_What is required_. Extract the full listing verbatim and drop any pictures from your copy.
>> Begin
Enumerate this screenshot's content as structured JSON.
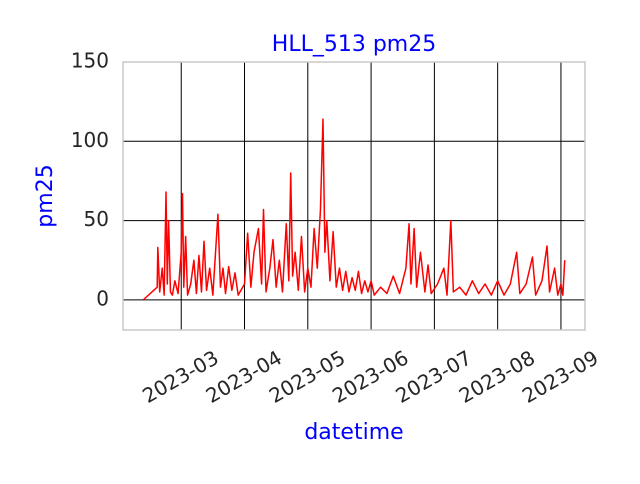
{
  "chart_data": {
    "type": "line",
    "title": "HLL_513 pm25",
    "xlabel": "datetime",
    "ylabel": "pm25",
    "xlim": [
      2.08,
      9.38
    ],
    "xticks": [
      {
        "value": 3,
        "label": "2023-03"
      },
      {
        "value": 4,
        "label": "2023-04"
      },
      {
        "value": 5,
        "label": "2023-05"
      },
      {
        "value": 6,
        "label": "2023-06"
      },
      {
        "value": 7,
        "label": "2023-07"
      },
      {
        "value": 8,
        "label": "2023-08"
      },
      {
        "value": 9,
        "label": "2023-09"
      }
    ],
    "ylim": [
      -19,
      150
    ],
    "yticks": [
      0,
      50,
      100,
      150
    ],
    "grid": true,
    "series": [
      {
        "name": "pm25",
        "color": "#ff0000",
        "x": [
          2.4,
          2.62,
          2.63,
          2.66,
          2.7,
          2.73,
          2.76,
          2.78,
          2.8,
          2.83,
          2.86,
          2.9,
          2.95,
          3.0,
          3.02,
          3.04,
          3.07,
          3.1,
          3.15,
          3.2,
          3.24,
          3.28,
          3.32,
          3.36,
          3.4,
          3.45,
          3.5,
          3.55,
          3.58,
          3.62,
          3.66,
          3.7,
          3.75,
          3.8,
          3.85,
          3.9,
          4.0,
          4.05,
          4.1,
          4.15,
          4.22,
          4.27,
          4.3,
          4.34,
          4.4,
          4.45,
          4.5,
          4.55,
          4.6,
          4.66,
          4.7,
          4.73,
          4.76,
          4.8,
          4.85,
          4.9,
          4.95,
          5.0,
          5.05,
          5.1,
          5.15,
          5.2,
          5.24,
          5.27,
          5.3,
          5.35,
          5.4,
          5.45,
          5.5,
          5.55,
          5.6,
          5.65,
          5.7,
          5.75,
          5.8,
          5.85,
          5.9,
          5.95,
          6.0,
          6.05,
          6.15,
          6.25,
          6.35,
          6.45,
          6.55,
          6.6,
          6.63,
          6.68,
          6.72,
          6.78,
          6.85,
          6.9,
          6.95,
          7.05,
          7.15,
          7.2,
          7.26,
          7.3,
          7.4,
          7.5,
          7.6,
          7.7,
          7.8,
          7.9,
          8.0,
          8.1,
          8.2,
          8.3,
          8.35,
          8.45,
          8.55,
          8.6,
          8.7,
          8.78,
          8.82,
          8.9,
          8.95,
          9.0,
          9.03,
          9.06
        ],
        "values": [
          0,
          8,
          33,
          5,
          20,
          3,
          68,
          10,
          50,
          5,
          3,
          12,
          4,
          30,
          67,
          8,
          40,
          3,
          10,
          25,
          4,
          28,
          5,
          37,
          6,
          20,
          3,
          35,
          54,
          8,
          20,
          4,
          21,
          6,
          17,
          3,
          10,
          42,
          8,
          30,
          45,
          10,
          57,
          5,
          20,
          38,
          8,
          25,
          5,
          48,
          12,
          80,
          15,
          30,
          6,
          40,
          5,
          20,
          8,
          45,
          20,
          57,
          114,
          30,
          50,
          12,
          43,
          8,
          20,
          6,
          18,
          5,
          14,
          6,
          18,
          4,
          12,
          5,
          12,
          3,
          8,
          4,
          15,
          4,
          20,
          48,
          10,
          45,
          8,
          30,
          5,
          22,
          4,
          10,
          20,
          3,
          50,
          5,
          8,
          3,
          12,
          4,
          10,
          3,
          12,
          3,
          10,
          30,
          4,
          10,
          27,
          3,
          12,
          34,
          5,
          20,
          3,
          10,
          3,
          25
        ]
      }
    ]
  }
}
>> End
_Task answer_.
Enumerate this screenshot's content as structured JSON.
{
  "chart_data": {
    "type": "line",
    "title": "HLL_513 pm25",
    "xlabel": "datetime",
    "ylabel": "pm25",
    "xlim": [
      2.08,
      9.38
    ],
    "xticks": [
      {
        "value": 3,
        "label": "2023-03"
      },
      {
        "value": 4,
        "label": "2023-04"
      },
      {
        "value": 5,
        "label": "2023-05"
      },
      {
        "value": 6,
        "label": "2023-06"
      },
      {
        "value": 7,
        "label": "2023-07"
      },
      {
        "value": 8,
        "label": "2023-08"
      },
      {
        "value": 9,
        "label": "2023-09"
      }
    ],
    "ylim": [
      -19,
      150
    ],
    "yticks": [
      0,
      50,
      100,
      150
    ],
    "grid": true,
    "series": [
      {
        "name": "pm25",
        "color": "#ff0000",
        "x": [
          2.4,
          2.62,
          2.63,
          2.66,
          2.7,
          2.73,
          2.76,
          2.78,
          2.8,
          2.83,
          2.86,
          2.9,
          2.95,
          3.0,
          3.02,
          3.04,
          3.07,
          3.1,
          3.15,
          3.2,
          3.24,
          3.28,
          3.32,
          3.36,
          3.4,
          3.45,
          3.5,
          3.55,
          3.58,
          3.62,
          3.66,
          3.7,
          3.75,
          3.8,
          3.85,
          3.9,
          4.0,
          4.05,
          4.1,
          4.15,
          4.22,
          4.27,
          4.3,
          4.34,
          4.4,
          4.45,
          4.5,
          4.55,
          4.6,
          4.66,
          4.7,
          4.73,
          4.76,
          4.8,
          4.85,
          4.9,
          4.95,
          5.0,
          5.05,
          5.1,
          5.15,
          5.2,
          5.24,
          5.27,
          5.3,
          5.35,
          5.4,
          5.45,
          5.5,
          5.55,
          5.6,
          5.65,
          5.7,
          5.75,
          5.8,
          5.85,
          5.9,
          5.95,
          6.0,
          6.05,
          6.15,
          6.25,
          6.35,
          6.45,
          6.55,
          6.6,
          6.63,
          6.68,
          6.72,
          6.78,
          6.85,
          6.9,
          6.95,
          7.05,
          7.15,
          7.2,
          7.26,
          7.3,
          7.4,
          7.5,
          7.6,
          7.7,
          7.8,
          7.9,
          8.0,
          8.1,
          8.2,
          8.3,
          8.35,
          8.45,
          8.55,
          8.6,
          8.7,
          8.78,
          8.82,
          8.9,
          8.95,
          9.0,
          9.03,
          9.06
        ],
        "values": [
          0,
          8,
          33,
          5,
          20,
          3,
          68,
          10,
          50,
          5,
          3,
          12,
          4,
          30,
          67,
          8,
          40,
          3,
          10,
          25,
          4,
          28,
          5,
          37,
          6,
          20,
          3,
          35,
          54,
          8,
          20,
          4,
          21,
          6,
          17,
          3,
          10,
          42,
          8,
          30,
          45,
          10,
          57,
          5,
          20,
          38,
          8,
          25,
          5,
          48,
          12,
          80,
          15,
          30,
          6,
          40,
          5,
          20,
          8,
          45,
          20,
          57,
          114,
          30,
          50,
          12,
          43,
          8,
          20,
          6,
          18,
          5,
          14,
          6,
          18,
          4,
          12,
          5,
          12,
          3,
          8,
          4,
          15,
          4,
          20,
          48,
          10,
          45,
          8,
          30,
          5,
          22,
          4,
          10,
          20,
          3,
          50,
          5,
          8,
          3,
          12,
          4,
          10,
          3,
          12,
          3,
          10,
          30,
          4,
          10,
          27,
          3,
          12,
          34,
          5,
          20,
          3,
          10,
          3,
          25
        ]
      }
    ]
  }
}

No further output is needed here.